TEXT SECTION:
******

# Functional Programming Principles in Scala¶

## Week 1¶

• Theory wise, pure imperative programming languages is limited by "Von Neumann" bottleneck

• Theory:

1. one or more data types
2. operations on these types
3. laws that describe the relationship between values and operations
4. Normally, a theory does not describe mutations (change something but keep the identity)
• Theories without Mutation

1. Pylonomial
2. String
• consequence in programming

• avoid mutations
• have a power way to abstract operations and functions.
• The substitution model

• lambda calculus
• only to expression don't have a side effect
• termination
def loop: Int = loop

• unreduced arguments
• Call-by-name and call-by-value

def test(x: Int, y: Int) = x * x
test(2, 3)
test(3 + 4, 8)
test(7, 2 * 4)
test(3 + 4, 2 * 4)


• CBV, CBN, and termination

• CBV termination --> CBN termination
• Not vice versa
• example
def first(x: Int, y: Int) = x
first(7, loop)

• enforce call by name =>
• Conditional expressions

• if-else not a statement, just a expression.
• Value and definitions
scala> def loop: Boolean = loop && loop
loop: Boolean
scala> def x = loop
x: Boolean
scala> val x = loop
java.lang.StackOverflowError
at .loop(<console>:12)

******

PROVIDED DATA:
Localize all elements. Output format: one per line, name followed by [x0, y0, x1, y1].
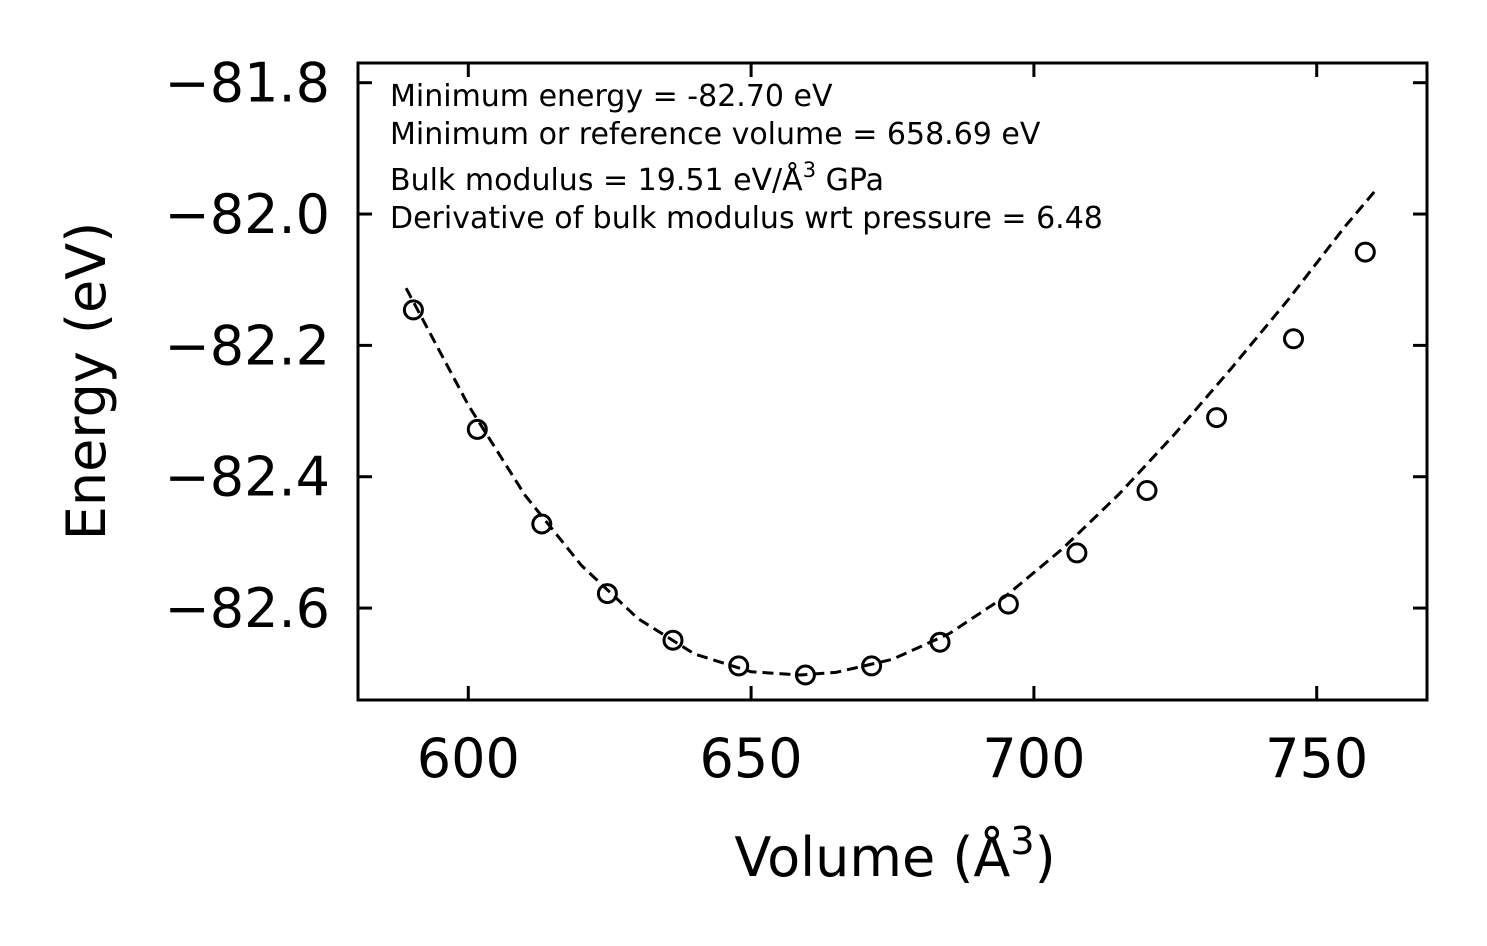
annotation-reference-volume: Minimum or reference volume = 658.69 eV: [390, 117, 1041, 152]
data-point: [728, 655, 750, 677]
data-point: [794, 664, 816, 686]
annotation-bulk-modulus-sup: 3: [803, 158, 816, 182]
data-point: [997, 593, 1019, 615]
annotation-bulk-modulus-main: Bulk modulus = 19.51 eV/Å: [390, 162, 803, 198]
x-tick-label: 650: [700, 727, 803, 790]
data-point: [466, 418, 488, 440]
data-point: [1206, 407, 1228, 429]
data-point: [861, 655, 883, 677]
fit-curve: [404, 188, 1378, 677]
data-point: [1136, 480, 1158, 501]
axes-frame: [356, 61, 1429, 702]
fit-curve-layer: [404, 188, 1378, 677]
marker-layer: [402, 241, 1376, 686]
ticks-layer: 600 650 700 750 −81.8 −82.0 −82.2 −82.4 −82.6: [165, 52, 1427, 790]
y-tick-label: −82.2: [165, 314, 330, 377]
y-tick-label: −81.8: [165, 52, 330, 115]
y-tick-label: −82.4: [165, 446, 330, 509]
annotation-min-energy: Minimum energy = -82.70 eV: [390, 79, 833, 114]
x-axis-title-sup: 3: [1010, 819, 1034, 863]
x-tick-label: 750: [1265, 727, 1368, 790]
annotation-bulk-modulus: Bulk modulus = 19.51 eV/Å3 GPa: [390, 158, 884, 198]
x-axis-title: Volume (Å3): [734, 819, 1055, 889]
y-tick-label: −82.0: [165, 183, 330, 246]
data-point: [1066, 542, 1088, 564]
x-axis-title-main: Volume (Å: [734, 825, 1010, 889]
x-tick-label: 600: [417, 727, 520, 790]
data-point: [596, 583, 618, 605]
data-point: [662, 629, 684, 651]
x-tick-label: 700: [982, 727, 1085, 790]
y-axis-title: Energy (eV): [55, 222, 118, 541]
x-axis-title-close: ): [1035, 826, 1056, 889]
data-point: [531, 513, 553, 535]
data-point: [1283, 328, 1304, 350]
data-point: [929, 631, 951, 653]
y-tick-label: −82.6: [165, 577, 330, 640]
annotation-bulk-modulus-unit: GPa: [816, 163, 884, 198]
data-point: [1354, 241, 1376, 263]
annotation-bulk-modulus-derivative: Derivative of bulk modulus wrt pressure …: [390, 201, 1103, 236]
data-point: [402, 299, 424, 321]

******

DIRECTIONS:
1. From the Scala course notes, list every call to the function test that appears in the code.
2. Reproduce the stretch of the listing from the line containing "annotation-reference-volume: Minimum or" through the line containing "fit-curve-layer: [404, 188, 1378, 677]".

OUTPUTS:
1.
test(2, 3)
test(3 + 4, 8)
test(7, 2 * 4)
test(3 + 4, 2 * 4)

2.
annotation-reference-volume: Minimum or reference volume = 658.69 eV: [390, 117, 1041, 152]
data-point: [728, 655, 750, 677]
data-point: [794, 664, 816, 686]
annotation-bulk-modulus-sup: 3: [803, 158, 816, 182]
data-point: [997, 593, 1019, 615]
annotation-bulk-modulus-main: Bulk modulus = 19.51 eV/Å: [390, 162, 803, 198]
x-tick-label: 650: [700, 727, 803, 790]
data-point: [466, 418, 488, 440]
data-point: [1206, 407, 1228, 429]
data-point: [861, 655, 883, 677]
fit-curve: [404, 188, 1378, 677]
data-point: [1136, 480, 1158, 501]
axes-frame: [356, 61, 1429, 702]
fit-curve-layer: [404, 188, 1378, 677]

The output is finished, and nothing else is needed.